start Data for this task

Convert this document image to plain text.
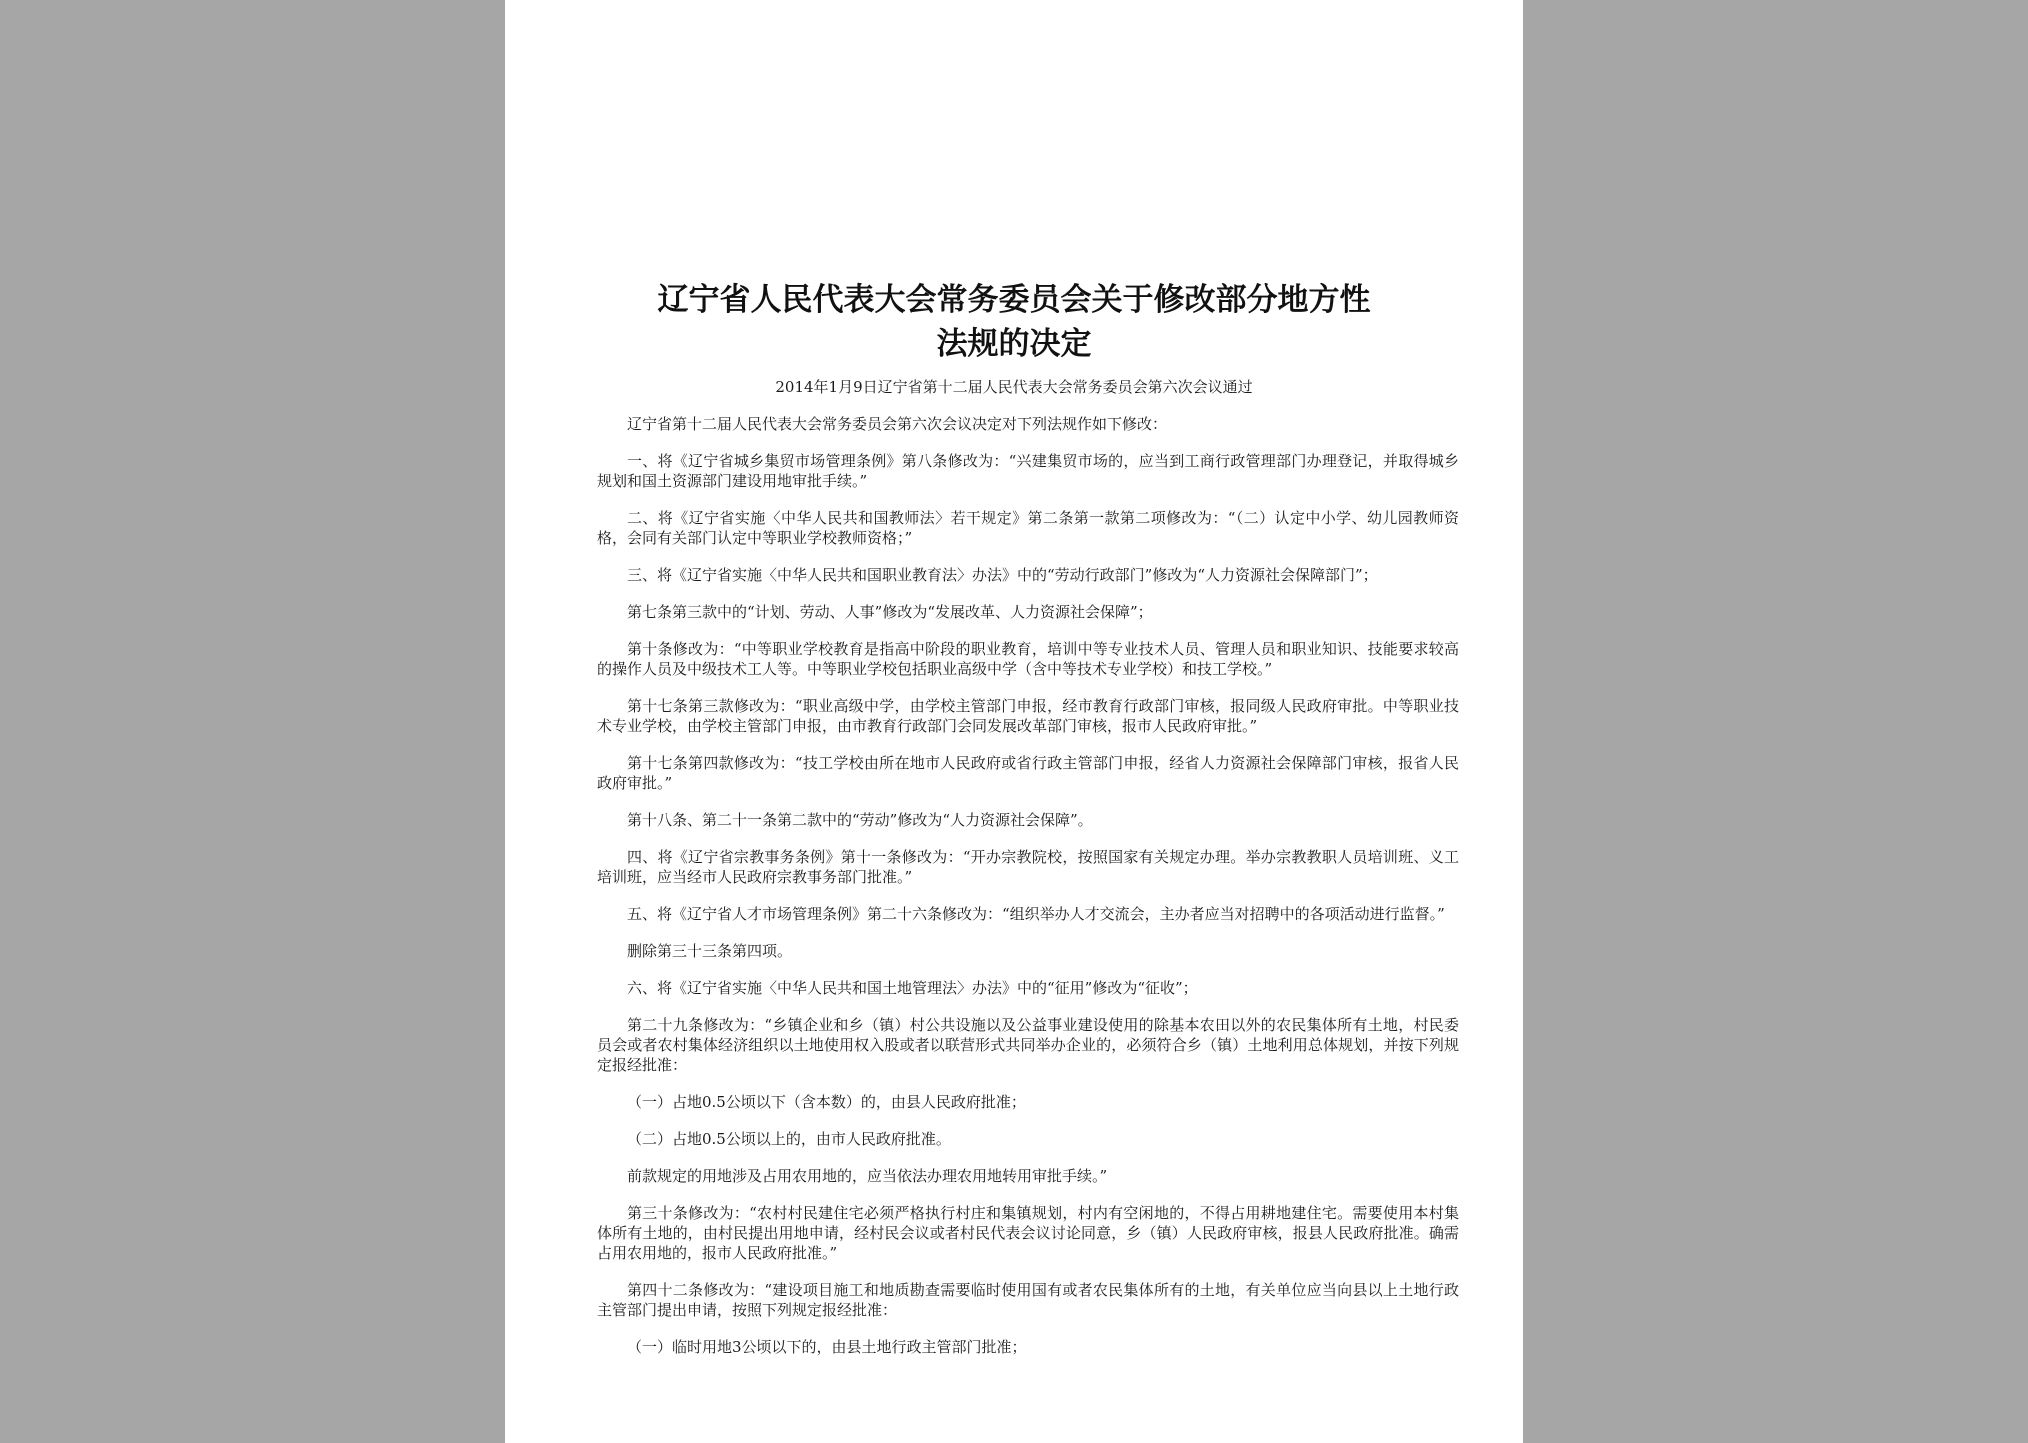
辽宁省人民代表大会常务委员会关于修改部分地方性
法规的决定
2014年1月9日辽宁省第十二届人民代表大会常务委员会第六次会议通过

辽宁省第十二届人民代表大会常务委员会第六次会议决定对下列法规作如下修改：

一、将《辽宁省城乡集贸市场管理条例》第八条修改为：“兴建集贸市场的，应当到工商行政管理部门办理登记，并取得城乡规划和国土资源部门建设用地审批手续。”

二、将《辽宁省实施〈中华人民共和国教师法〉若干规定》第二条第一款第二项修改为：“（二）认定中小学、幼儿园教师资格，会同有关部门认定中等职业学校教师资格；”

三、将《辽宁省实施〈中华人民共和国职业教育法〉办法》中的“劳动行政部门”修改为“人力资源社会保障部门”；

第七条第三款中的“计划、劳动、人事”修改为“发展改革、人力资源社会保障”；

第十条修改为：“中等职业学校教育是指高中阶段的职业教育，培训中等专业技术人员、管理人员和职业知识、技能要求较高的操作人员及中级技术工人等。中等职业学校包括职业高级中学（含中等技术专业学校）和技工学校。”

第十七条第三款修改为：“职业高级中学，由学校主管部门申报，经市教育行政部门审核，报同级人民政府审批。中等职业技术专业学校，由学校主管部门申报，由市教育行政部门会同发展改革部门审核，报市人民政府审批。”

第十七条第四款修改为：“技工学校由所在地市人民政府或省行政主管部门申报，经省人力资源社会保障部门审核，报省人民政府审批。”

第十八条、第二十一条第二款中的“劳动”修改为“人力资源社会保障”。

四、将《辽宁省宗教事务条例》第十一条修改为：“开办宗教院校，按照国家有关规定办理。举办宗教教职人员培训班、义工培训班，应当经市人民政府宗教事务部门批准。”

五、将《辽宁省人才市场管理条例》第二十六条修改为：“组织举办人才交流会，主办者应当对招聘中的各项活动进行监督。”

删除第三十三条第四项。

六、将《辽宁省实施〈中华人民共和国土地管理法〉办法》中的“征用”修改为“征收”；

第二十九条修改为：“乡镇企业和乡（镇）村公共设施以及公益事业建设使用的除基本农田以外的农民集体所有土地，村民委员会或者农村集体经济组织以土地使用权入股或者以联营形式共同举办企业的，必须符合乡（镇）土地利用总体规划，并按下列规定报经批准：

（一）占地0.5公顷以下（含本数）的，由县人民政府批准；

（二）占地0.5公顷以上的，由市人民政府批准。

前款规定的用地涉及占用农用地的，应当依法办理农用地转用审批手续。”

第三十条修改为：“农村村民建住宅必须严格执行村庄和集镇规划，村内有空闲地的，不得占用耕地建住宅。需要使用本村集体所有土地的，由村民提出用地申请，经村民会议或者村民代表会议讨论同意，乡（镇）人民政府审核，报县人民政府批准。确需占用农用地的，报市人民政府批准。”

第四十二条修改为：“建设项目施工和地质勘查需要临时使用国有或者农民集体所有的土地，有关单位应当向县以上土地行政主管部门提出申请，按照下列规定报经批准：

（一）临时用地3公顷以下的，由县土地行政主管部门批准；
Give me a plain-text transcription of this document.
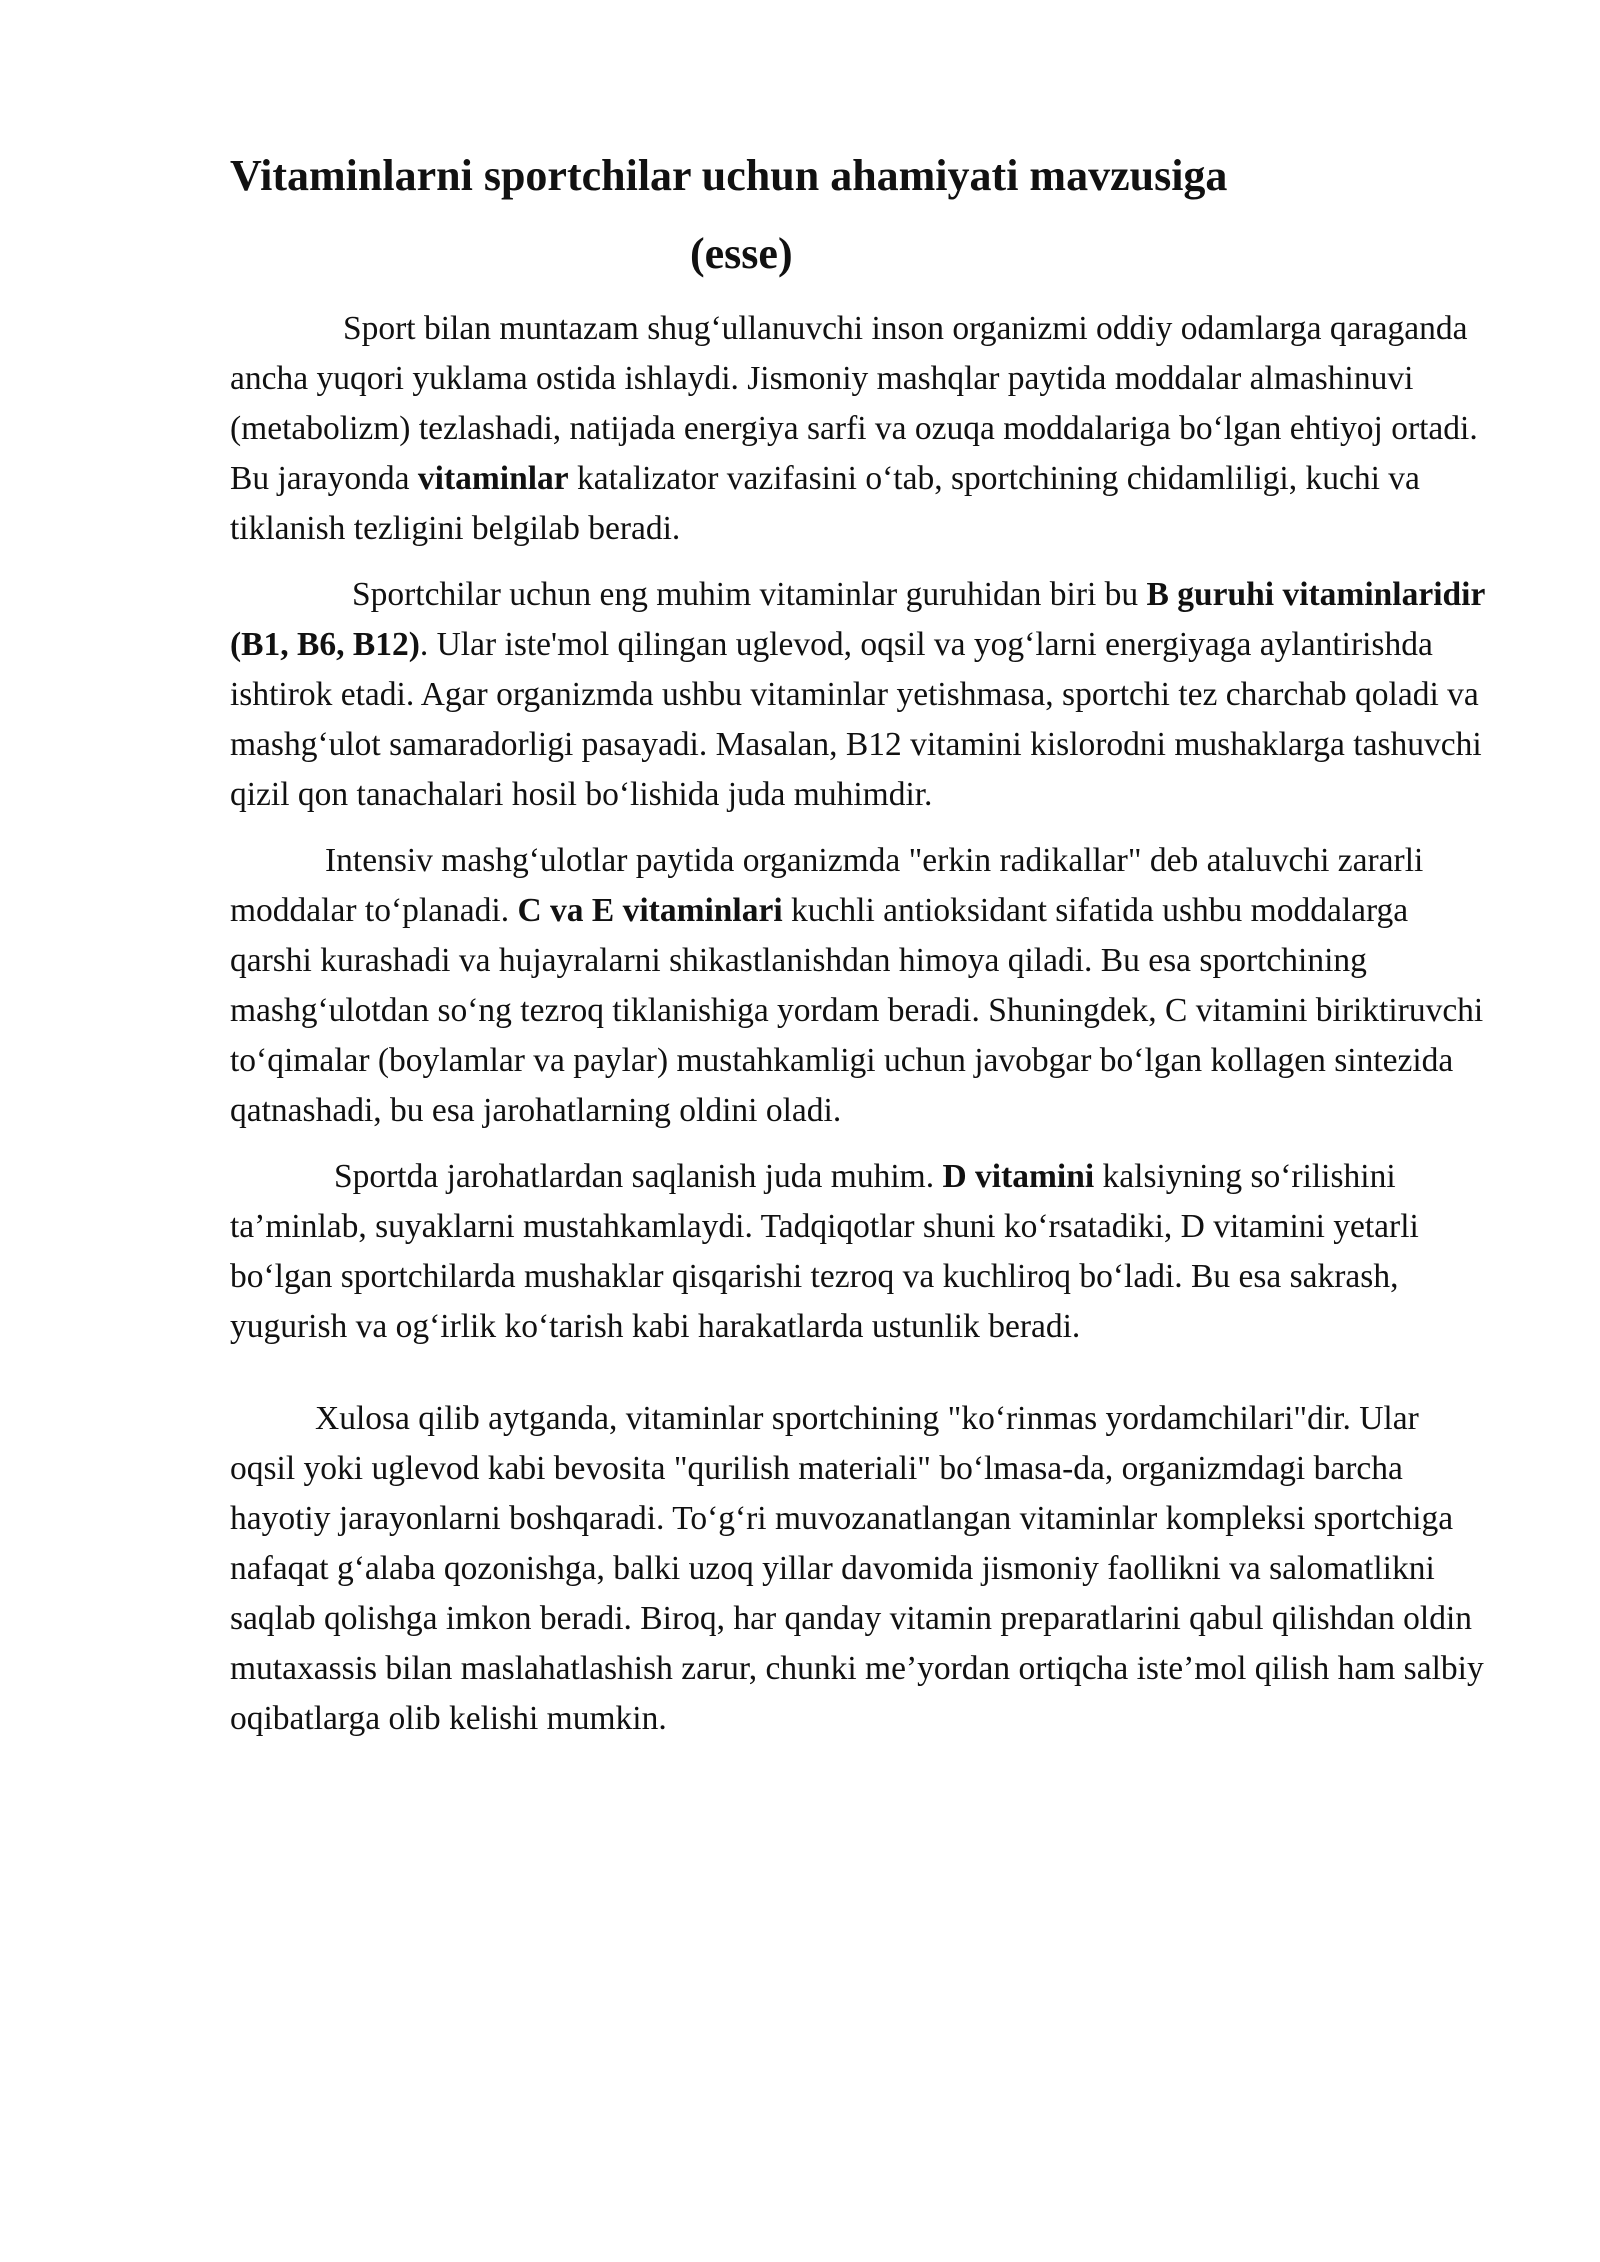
Vitaminlarni sportchilar uchun ahamiyati mavzusiga
(esse)

Sport bilan muntazam shug‘ullanuvchi inson organizmi oddiy odamlarga qaraganda ancha yuqori yuklama ostida ishlaydi. Jismoniy mashqlar paytida moddalar almashinuvi (metabolizm) tezlashadi, natijada energiya sarfi va ozuqa moddalariga bo‘lgan ehtiyoj ortadi. Bu jarayonda vitaminlar katalizator vazifasini o‘tab, sportchining chidamliligi, kuchi va tiklanish tezligini belgilab beradi.

Sportchilar uchun eng muhim vitaminlar guruhidan biri bu B guruhi vitaminlaridir (B1, B6, B12). Ular iste'mol qilingan uglevod, oqsil va yog‘larni energiyaga aylantirishda ishtirok etadi. Agar organizmda ushbu vitaminlar yetishmasa, sportchi tez charchab qoladi va mashg‘ulot samaradorligi pasayadi. Masalan, B12 vitamini kislorodni mushaklarga tashuvchi qizil qon tanachalari hosil bo‘lishida juda muhimdir.

Intensiv mashg‘ulotlar paytida organizmda "erkin radikallar" deb ataluvchi zararli moddalar to‘planadi. C va E vitaminlari kuchli antioksidant sifatida ushbu moddalarga qarshi kurashadi va hujayralarni shikastlanishdan himoya qiladi. Bu esa sportchining mashg‘ulotdan so‘ng tezroq tiklanishiga yordam beradi. Shuningdek, C vitamini biriktiruvchi to‘qimalar (boylamlar va paylar) mustahkamligi uchun javobgar bo‘lgan kollagen sintezida qatnashadi, bu esa jarohatlarning oldini oladi.

Sportda jarohatlardan saqlanish juda muhim. D vitamini kalsiyning so‘rilishini ta’minlab, suyaklarni mustahkamlaydi. Tadqiqotlar shuni ko‘rsatadiki, D vitamini yetarli bo‘lgan sportchilarda mushaklar qisqarishi tezroq va kuchliroq bo‘ladi. Bu esa sakrash, yugurish va og‘irlik ko‘tarish kabi harakatlarda ustunlik beradi.

Xulosa qilib aytganda, vitaminlar sportchining "ko‘rinmas yordamchilari"dir. Ular oqsil yoki uglevod kabi bevosita "qurilish materiali" bo‘lmasa-da, organizmdagi barcha hayotiy jarayonlarni boshqaradi. To‘g‘ri muvozanatlangan vitaminlar kompleksi sportchiga nafaqat g‘alaba qozonishga, balki uzoq yillar davomida jismoniy faollikni va salomatlikni saqlab qolishga imkon beradi. Biroq, har qanday vitamin preparatlarini qabul qilishdan oldin mutaxassis bilan maslahatlashish zarur, chunki me’yordan ortiqcha iste’mol qilish ham salbiy oqibatlarga olib kelishi mumkin.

end Data for this task

Short task:
Set the data above down again exactly as given, with no pictures.

Response below:
Convert this document image to plain text.
辽宁省人民代表大会常务委员会关于修改部分地方性
法规的决定
2014年1月9日辽宁省第十二届人民代表大会常务委员会第六次会议通过

辽宁省第十二届人民代表大会常务委员会第六次会议决定对下列法规作如下修改：

一、将《辽宁省城乡集贸市场管理条例》第八条修改为：“兴建集贸市场的，应当到工商行政管理部门办理登记，并取得城乡规划和国土资源部门建设用地审批手续。”

二、将《辽宁省实施〈中华人民共和国教师法〉若干规定》第二条第一款第二项修改为：“（二）认定中小学、幼儿园教师资格，会同有关部门认定中等职业学校教师资格；”

三、将《辽宁省实施〈中华人民共和国职业教育法〉办法》中的“劳动行政部门”修改为“人力资源社会保障部门”；

第七条第三款中的“计划、劳动、人事”修改为“发展改革、人力资源社会保障”；

第十条修改为：“中等职业学校教育是指高中阶段的职业教育，培训中等专业技术人员、管理人员和职业知识、技能要求较高的操作人员及中级技术工人等。中等职业学校包括职业高级中学（含中等技术专业学校）和技工学校。”

第十七条第三款修改为：“职业高级中学，由学校主管部门申报，经市教育行政部门审核，报同级人民政府审批。中等职业技术专业学校，由学校主管部门申报，由市教育行政部门会同发展改革部门审核，报市人民政府审批。”

第十七条第四款修改为：“技工学校由所在地市人民政府或省行政主管部门申报，经省人力资源社会保障部门审核，报省人民政府审批。”

第十八条、第二十一条第二款中的“劳动”修改为“人力资源社会保障”。

四、将《辽宁省宗教事务条例》第十一条修改为：“开办宗教院校，按照国家有关规定办理。举办宗教教职人员培训班、义工培训班，应当经市人民政府宗教事务部门批准。”

五、将《辽宁省人才市场管理条例》第二十六条修改为：“组织举办人才交流会，主办者应当对招聘中的各项活动进行监督。”

删除第三十三条第四项。

六、将《辽宁省实施〈中华人民共和国土地管理法〉办法》中的“征用”修改为“征收”；

第二十九条修改为：“乡镇企业和乡（镇）村公共设施以及公益事业建设使用的除基本农田以外的农民集体所有土地，村民委员会或者农村集体经济组织以土地使用权入股或者以联营形式共同举办企业的，必须符合乡（镇）土地利用总体规划，并按下列规定报经批准：

（一）占地0.5公顷以下（含本数）的，由县人民政府批准；

（二）占地0.5公顷以上的，由市人民政府批准。

前款规定的用地涉及占用农用地的，应当依法办理农用地转用审批手续。”

第三十条修改为：“农村村民建住宅必须严格执行村庄和集镇规划，村内有空闲地的，不得占用耕地建住宅。需要使用本村集体所有土地的，由村民提出用地申请，经村民会议或者村民代表会议讨论同意，乡（镇）人民政府审核，报县人民政府批准。确需占用农用地的，报市人民政府批准。”

第四十二条修改为：“建设项目施工和地质勘查需要临时使用国有或者农民集体所有的土地，有关单位应当向县以上土地行政主管部门提出申请，按照下列规定报经批准：

（一）临时用地3公顷以下的，由县土地行政主管部门批准；
Give me a plain-text transcription of this document.
Vitaminlarni sportchilar uchun ahamiyati mavzusiga
(esse)

Sport bilan muntazam shug‘ullanuvchi inson organizmi oddiy odamlarga qaraganda ancha yuqori yuklama ostida ishlaydi. Jismoniy mashqlar paytida moddalar almashinuvi (metabolizm) tezlashadi, natijada energiya sarfi va ozuqa moddalariga bo‘lgan ehtiyoj ortadi. Bu jarayonda vitaminlar katalizator vazifasini o‘tab, sportchining chidamliligi, kuchi va tiklanish tezligini belgilab beradi.

Sportchilar uchun eng muhim vitaminlar guruhidan biri bu B guruhi vitaminlaridir (B1, B6, B12). Ular iste'mol qilingan uglevod, oqsil va yog‘larni energiyaga aylantirishda ishtirok etadi. Agar organizmda ushbu vitaminlar yetishmasa, sportchi tez charchab qoladi va mashg‘ulot samaradorligi pasayadi. Masalan, B12 vitamini kislorodni mushaklarga tashuvchi qizil qon tanachalari hosil bo‘lishida juda muhimdir.

Intensiv mashg‘ulotlar paytida organizmda "erkin radikallar" deb ataluvchi zararli moddalar to‘planadi. C va E vitaminlari kuchli antioksidant sifatida ushbu moddalarga qarshi kurashadi va hujayralarni shikastlanishdan himoya qiladi. Bu esa sportchining mashg‘ulotdan so‘ng tezroq tiklanishiga yordam beradi. Shuningdek, C vitamini biriktiruvchi to‘qimalar (boylamlar va paylar) mustahkamligi uchun javobgar bo‘lgan kollagen sintezida qatnashadi, bu esa jarohatlarning oldini oladi.

Sportda jarohatlardan saqlanish juda muhim. D vitamini kalsiyning so‘rilishini ta’minlab, suyaklarni mustahkamlaydi. Tadqiqotlar shuni ko‘rsatadiki, D vitamini yetarli bo‘lgan sportchilarda mushaklar qisqarishi tezroq va kuchliroq bo‘ladi. Bu esa sakrash, yugurish va og‘irlik ko‘tarish kabi harakatlarda ustunlik beradi.

Xulosa qilib aytganda, vitaminlar sportchining "ko‘rinmas yordamchilari"dir. Ular oqsil yoki uglevod kabi bevosita "qurilish materiali" bo‘lmasa-da, organizmdagi barcha hayotiy jarayonlarni boshqaradi. To‘g‘ri muvozanatlangan vitaminlar kompleksi sportchiga nafaqat g‘alaba qozonishga, balki uzoq yillar davomida jismoniy faollikni va salomatlikni saqlab qolishga imkon beradi. Biroq, har qanday vitamin preparatlarini qabul qilishdan oldin mutaxassis bilan maslahatlashish zarur, chunki me’yordan ortiqcha iste’mol qilish ham salbiy oqibatlarga olib kelishi mumkin.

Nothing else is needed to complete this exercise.